[start EXERCISE MATERIAL]

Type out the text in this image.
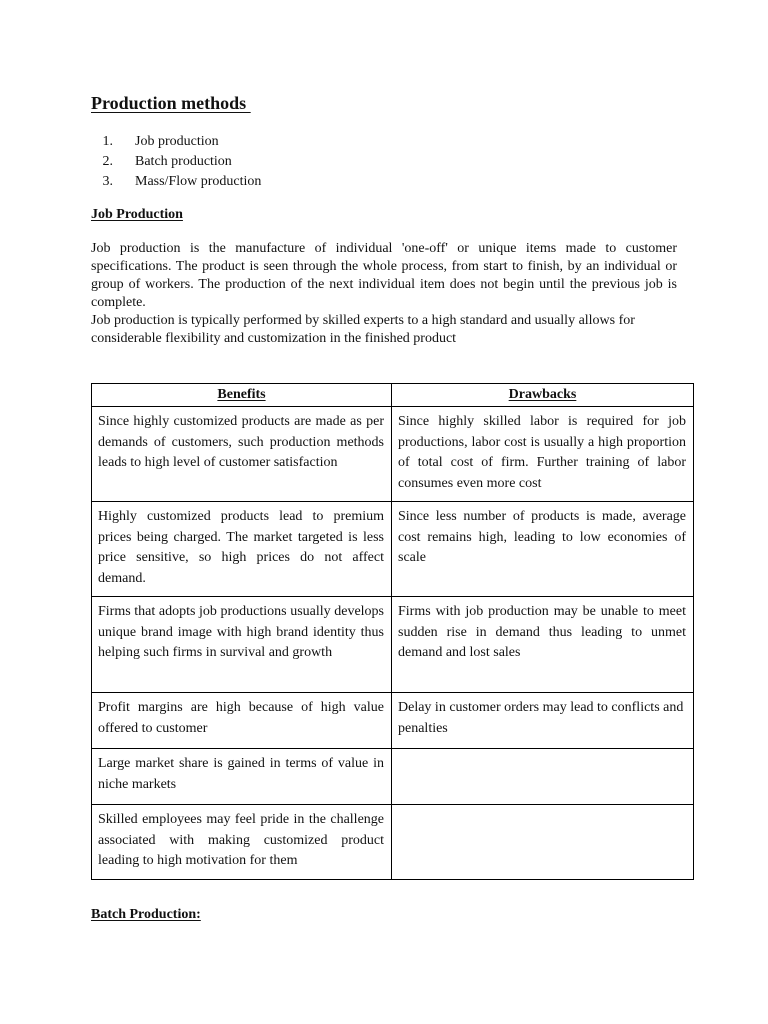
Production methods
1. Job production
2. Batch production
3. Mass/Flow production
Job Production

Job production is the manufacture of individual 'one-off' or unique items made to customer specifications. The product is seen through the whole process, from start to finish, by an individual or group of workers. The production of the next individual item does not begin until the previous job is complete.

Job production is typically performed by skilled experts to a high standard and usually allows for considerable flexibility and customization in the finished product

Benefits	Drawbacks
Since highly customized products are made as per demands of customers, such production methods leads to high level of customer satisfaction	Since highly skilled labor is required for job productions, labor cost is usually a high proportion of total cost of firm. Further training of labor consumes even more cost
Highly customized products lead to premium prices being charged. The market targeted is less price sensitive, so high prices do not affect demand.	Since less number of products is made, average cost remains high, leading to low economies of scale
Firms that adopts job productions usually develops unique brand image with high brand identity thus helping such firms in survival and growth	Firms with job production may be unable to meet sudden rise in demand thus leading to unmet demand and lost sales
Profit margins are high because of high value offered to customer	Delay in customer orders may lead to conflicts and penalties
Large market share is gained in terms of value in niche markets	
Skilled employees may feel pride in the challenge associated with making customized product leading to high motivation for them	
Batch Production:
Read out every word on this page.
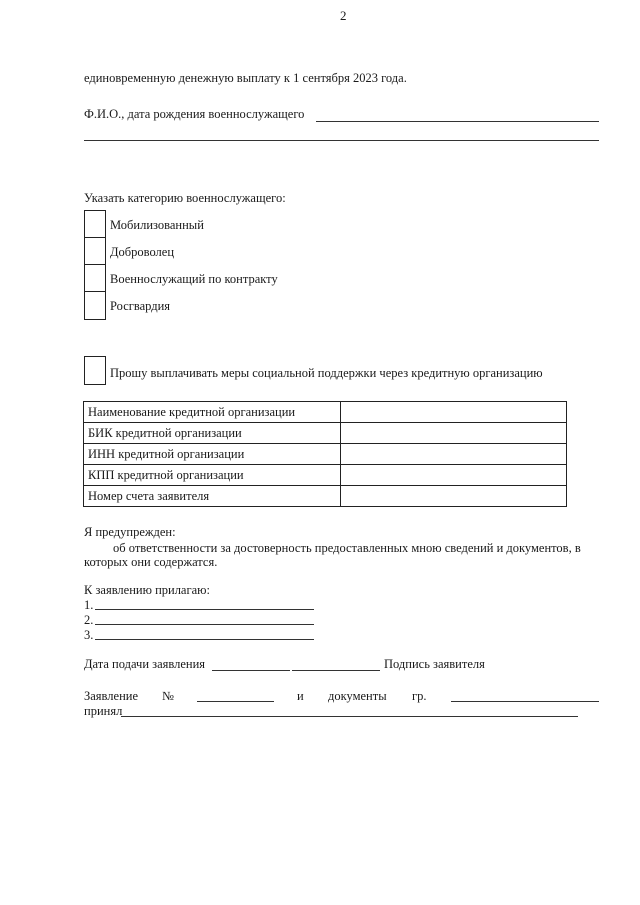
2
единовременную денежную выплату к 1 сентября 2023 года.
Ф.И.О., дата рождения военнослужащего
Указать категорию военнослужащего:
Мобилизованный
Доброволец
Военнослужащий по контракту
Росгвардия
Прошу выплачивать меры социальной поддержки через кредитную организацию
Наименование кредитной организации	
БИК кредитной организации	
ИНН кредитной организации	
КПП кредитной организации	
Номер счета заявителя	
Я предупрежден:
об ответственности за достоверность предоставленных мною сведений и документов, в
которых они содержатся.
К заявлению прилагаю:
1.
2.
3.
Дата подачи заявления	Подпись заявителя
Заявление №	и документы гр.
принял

[end EXERCISE MATERIAL]
[start EXERCISE MATERIAL]

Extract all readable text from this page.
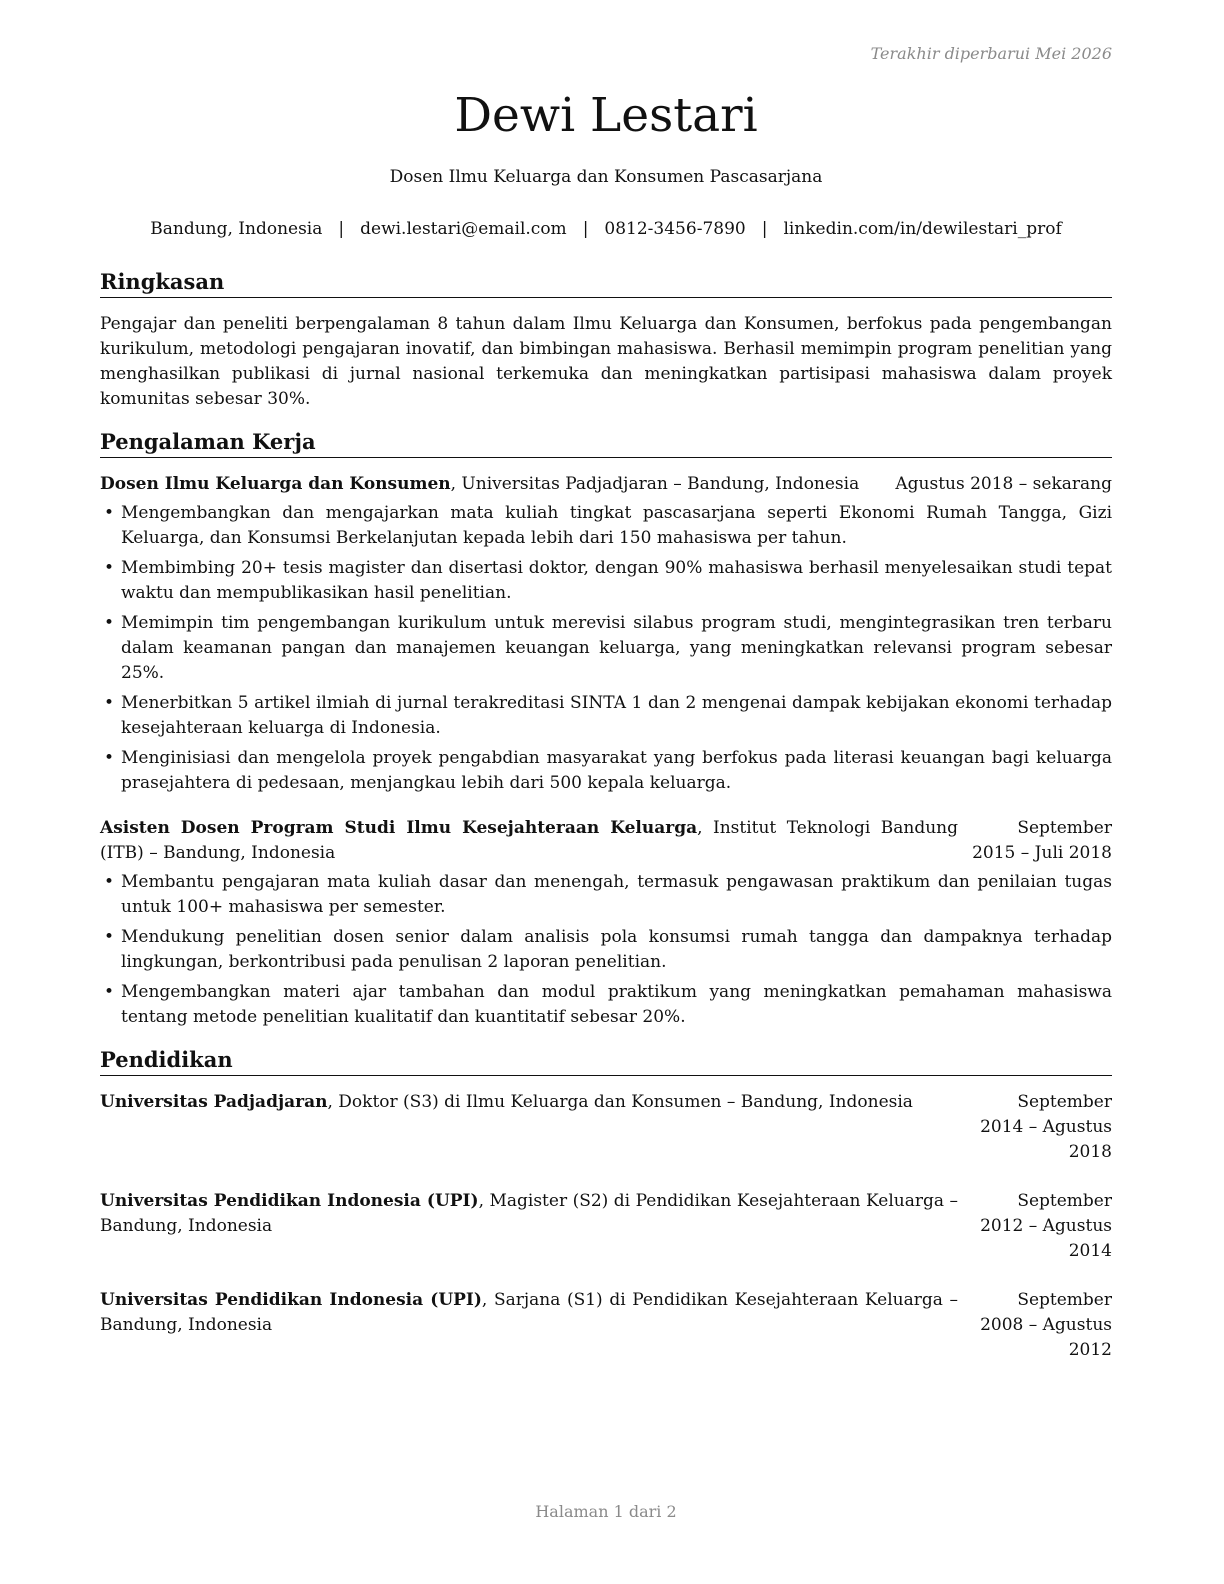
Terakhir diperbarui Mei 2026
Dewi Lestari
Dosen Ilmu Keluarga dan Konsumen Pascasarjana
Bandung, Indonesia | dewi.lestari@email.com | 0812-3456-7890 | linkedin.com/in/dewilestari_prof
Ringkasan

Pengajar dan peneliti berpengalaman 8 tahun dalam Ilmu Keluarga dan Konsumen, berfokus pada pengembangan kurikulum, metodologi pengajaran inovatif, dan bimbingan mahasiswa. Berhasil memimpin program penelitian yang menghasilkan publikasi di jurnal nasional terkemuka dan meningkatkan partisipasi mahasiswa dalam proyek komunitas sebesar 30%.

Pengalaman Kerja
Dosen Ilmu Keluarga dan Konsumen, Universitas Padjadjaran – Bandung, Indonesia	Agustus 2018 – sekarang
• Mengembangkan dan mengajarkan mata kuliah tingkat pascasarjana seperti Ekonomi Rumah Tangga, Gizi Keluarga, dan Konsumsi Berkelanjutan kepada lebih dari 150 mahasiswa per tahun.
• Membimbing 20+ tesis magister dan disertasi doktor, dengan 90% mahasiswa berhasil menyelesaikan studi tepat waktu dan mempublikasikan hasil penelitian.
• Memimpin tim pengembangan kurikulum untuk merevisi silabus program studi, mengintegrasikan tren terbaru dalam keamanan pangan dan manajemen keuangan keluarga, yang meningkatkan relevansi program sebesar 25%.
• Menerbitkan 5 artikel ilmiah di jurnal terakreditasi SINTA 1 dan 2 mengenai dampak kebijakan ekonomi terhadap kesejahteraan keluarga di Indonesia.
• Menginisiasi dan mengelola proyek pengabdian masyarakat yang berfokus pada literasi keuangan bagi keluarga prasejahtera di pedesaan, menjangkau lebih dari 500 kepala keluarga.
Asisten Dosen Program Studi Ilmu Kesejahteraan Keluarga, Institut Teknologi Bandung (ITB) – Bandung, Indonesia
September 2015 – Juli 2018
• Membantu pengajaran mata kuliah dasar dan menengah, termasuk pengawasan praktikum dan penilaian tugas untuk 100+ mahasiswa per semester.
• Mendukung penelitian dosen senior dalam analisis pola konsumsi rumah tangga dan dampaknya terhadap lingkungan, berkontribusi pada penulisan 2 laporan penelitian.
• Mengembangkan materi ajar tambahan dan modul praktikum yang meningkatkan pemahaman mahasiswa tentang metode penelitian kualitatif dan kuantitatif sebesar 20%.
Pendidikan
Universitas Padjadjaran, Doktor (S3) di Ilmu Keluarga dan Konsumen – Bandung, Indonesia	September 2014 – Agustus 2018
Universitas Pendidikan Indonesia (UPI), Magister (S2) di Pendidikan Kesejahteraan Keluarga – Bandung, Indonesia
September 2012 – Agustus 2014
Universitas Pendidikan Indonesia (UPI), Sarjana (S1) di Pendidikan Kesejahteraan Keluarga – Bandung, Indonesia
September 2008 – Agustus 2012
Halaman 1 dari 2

[end EXERCISE MATERIAL]
[start EXERCISE MATERIAL]

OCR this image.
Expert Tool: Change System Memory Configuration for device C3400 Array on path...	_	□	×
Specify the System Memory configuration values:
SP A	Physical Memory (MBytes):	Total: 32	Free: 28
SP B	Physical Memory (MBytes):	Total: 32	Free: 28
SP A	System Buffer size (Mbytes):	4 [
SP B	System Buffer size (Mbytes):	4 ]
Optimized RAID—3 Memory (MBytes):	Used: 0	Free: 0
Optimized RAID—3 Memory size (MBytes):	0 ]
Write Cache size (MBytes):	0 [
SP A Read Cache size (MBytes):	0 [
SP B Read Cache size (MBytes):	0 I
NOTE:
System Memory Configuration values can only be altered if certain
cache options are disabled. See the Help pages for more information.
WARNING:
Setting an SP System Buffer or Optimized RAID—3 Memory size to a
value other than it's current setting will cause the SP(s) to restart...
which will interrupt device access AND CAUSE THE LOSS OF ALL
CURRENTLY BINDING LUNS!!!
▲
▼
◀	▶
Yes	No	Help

[end EXERCISE MATERIAL]

→ INSTRUCTIONS TO FOLLOW
Pick out the lines containing the string "praktikum".

→ THE REPLY
• Membantu pengajaran mata kuliah dasar dan menengah, termasuk pengawasan praktikum dan penilaian tugas untuk 100+ mahasiswa per semester.
• Mengembangkan materi ajar tambahan dan modul praktikum yang meningkatkan pemahaman mahasiswa tentang metode penelitian kualitatif dan kuantitatif sebesar 20%.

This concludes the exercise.